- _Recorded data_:
** Start **
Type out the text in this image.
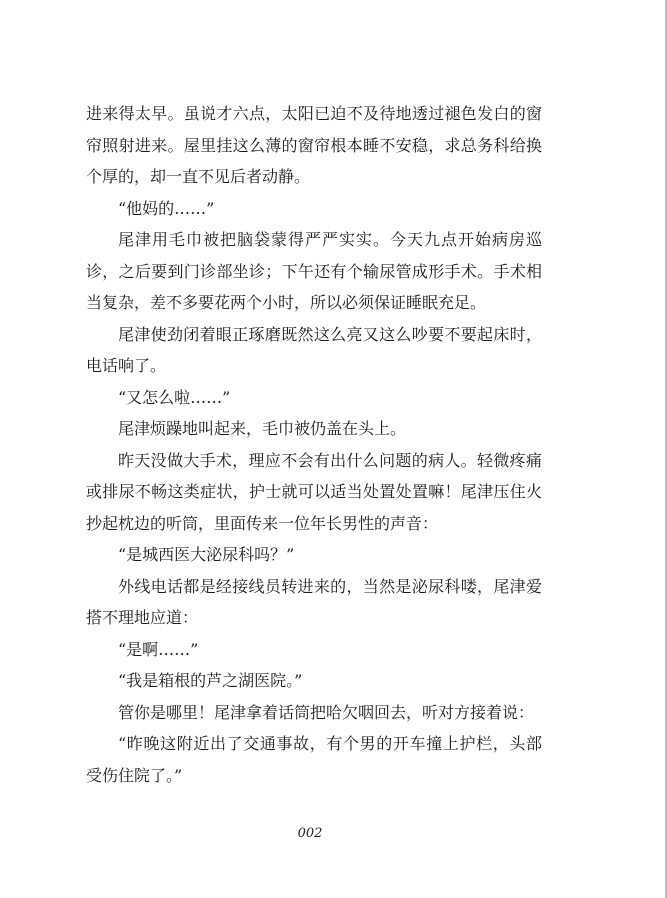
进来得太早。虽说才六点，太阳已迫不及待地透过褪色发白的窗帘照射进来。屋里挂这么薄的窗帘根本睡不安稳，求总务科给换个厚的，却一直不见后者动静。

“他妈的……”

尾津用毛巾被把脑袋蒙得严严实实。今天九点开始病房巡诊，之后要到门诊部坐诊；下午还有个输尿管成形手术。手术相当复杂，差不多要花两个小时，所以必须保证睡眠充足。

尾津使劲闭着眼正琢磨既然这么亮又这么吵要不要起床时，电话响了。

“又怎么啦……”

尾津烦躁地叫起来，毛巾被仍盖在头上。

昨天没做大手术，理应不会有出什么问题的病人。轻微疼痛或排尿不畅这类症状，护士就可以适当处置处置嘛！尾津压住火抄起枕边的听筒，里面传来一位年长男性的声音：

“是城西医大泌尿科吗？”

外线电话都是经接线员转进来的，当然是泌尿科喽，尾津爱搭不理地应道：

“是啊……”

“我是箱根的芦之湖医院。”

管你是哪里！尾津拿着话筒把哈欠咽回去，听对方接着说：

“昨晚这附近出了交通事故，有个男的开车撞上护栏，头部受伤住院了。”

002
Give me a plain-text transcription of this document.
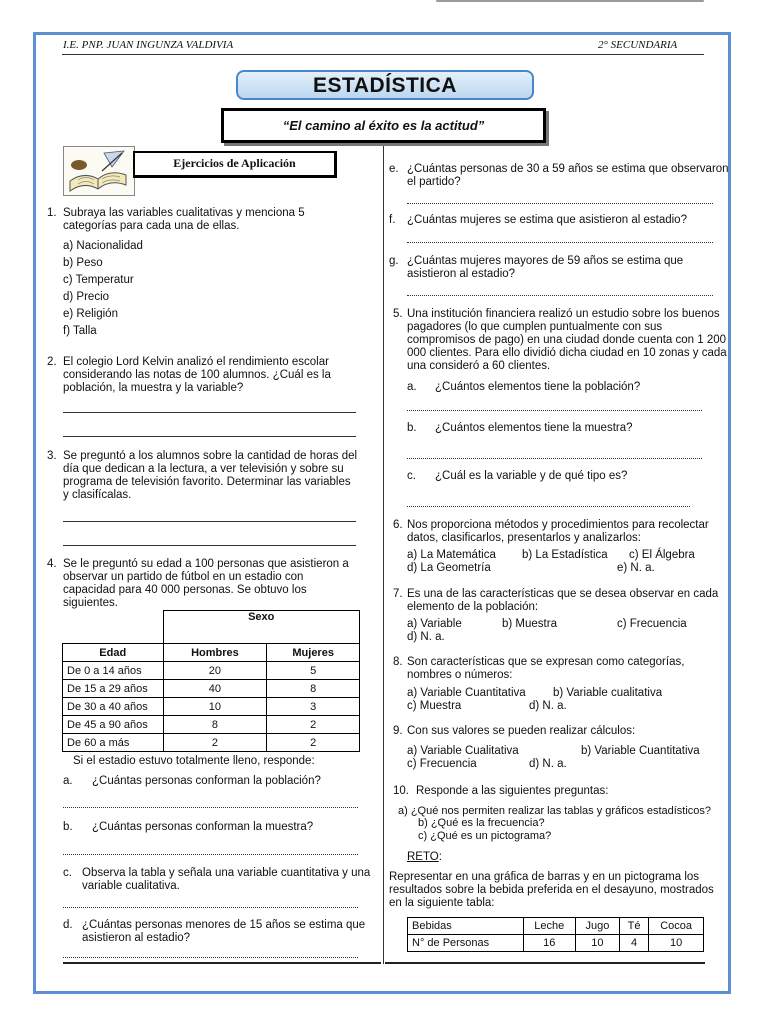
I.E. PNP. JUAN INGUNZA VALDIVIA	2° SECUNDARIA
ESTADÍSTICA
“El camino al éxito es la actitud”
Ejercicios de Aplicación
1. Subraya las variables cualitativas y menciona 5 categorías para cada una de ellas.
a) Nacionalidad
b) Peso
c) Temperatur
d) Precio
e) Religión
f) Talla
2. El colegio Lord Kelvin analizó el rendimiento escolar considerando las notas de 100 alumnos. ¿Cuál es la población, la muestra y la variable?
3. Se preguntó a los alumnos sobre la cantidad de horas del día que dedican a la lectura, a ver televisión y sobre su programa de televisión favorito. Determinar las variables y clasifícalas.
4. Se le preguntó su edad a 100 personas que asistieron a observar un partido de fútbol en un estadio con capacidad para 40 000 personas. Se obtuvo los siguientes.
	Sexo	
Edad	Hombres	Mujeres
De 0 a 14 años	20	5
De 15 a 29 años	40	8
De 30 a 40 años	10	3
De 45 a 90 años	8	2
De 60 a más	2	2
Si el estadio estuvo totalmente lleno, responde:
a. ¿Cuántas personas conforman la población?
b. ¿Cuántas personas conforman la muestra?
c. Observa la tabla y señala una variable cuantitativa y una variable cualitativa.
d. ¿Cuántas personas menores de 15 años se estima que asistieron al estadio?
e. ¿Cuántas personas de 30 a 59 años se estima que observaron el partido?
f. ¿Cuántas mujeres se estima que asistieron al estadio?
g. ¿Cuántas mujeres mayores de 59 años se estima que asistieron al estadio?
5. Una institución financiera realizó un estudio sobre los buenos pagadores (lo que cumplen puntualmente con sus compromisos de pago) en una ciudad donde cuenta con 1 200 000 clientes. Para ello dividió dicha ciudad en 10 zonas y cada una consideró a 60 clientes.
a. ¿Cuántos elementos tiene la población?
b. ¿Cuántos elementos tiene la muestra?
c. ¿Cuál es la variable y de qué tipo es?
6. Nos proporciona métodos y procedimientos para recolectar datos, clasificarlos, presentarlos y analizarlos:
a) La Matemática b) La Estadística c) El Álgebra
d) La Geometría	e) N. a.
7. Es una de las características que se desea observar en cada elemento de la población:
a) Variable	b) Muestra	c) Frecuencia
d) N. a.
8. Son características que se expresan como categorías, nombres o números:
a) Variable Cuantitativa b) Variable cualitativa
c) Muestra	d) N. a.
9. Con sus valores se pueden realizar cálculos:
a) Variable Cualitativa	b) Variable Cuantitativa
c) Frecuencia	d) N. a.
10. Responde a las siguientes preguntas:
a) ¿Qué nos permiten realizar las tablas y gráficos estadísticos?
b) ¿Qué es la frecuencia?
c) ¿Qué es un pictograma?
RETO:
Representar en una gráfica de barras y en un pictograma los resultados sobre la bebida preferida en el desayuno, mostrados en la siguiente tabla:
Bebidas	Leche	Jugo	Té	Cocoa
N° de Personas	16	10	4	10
** End **
- _Set task_: Point out every line holding the string "años" and copy it.

- _Exercise result_:
De 0 a 14 años	20	5
De 15 a 29 años	40	8
De 30 a 40 años	10	3
De 45 a 90 años	8	2
d. ¿Cuántas personas menores de 15 años se estima que asistieron al estadio?
e. ¿Cuántas personas de 30 a 59 años se estima que observaron el partido?
g. ¿Cuántas mujeres mayores de 59 años se estima que asistieron al estadio?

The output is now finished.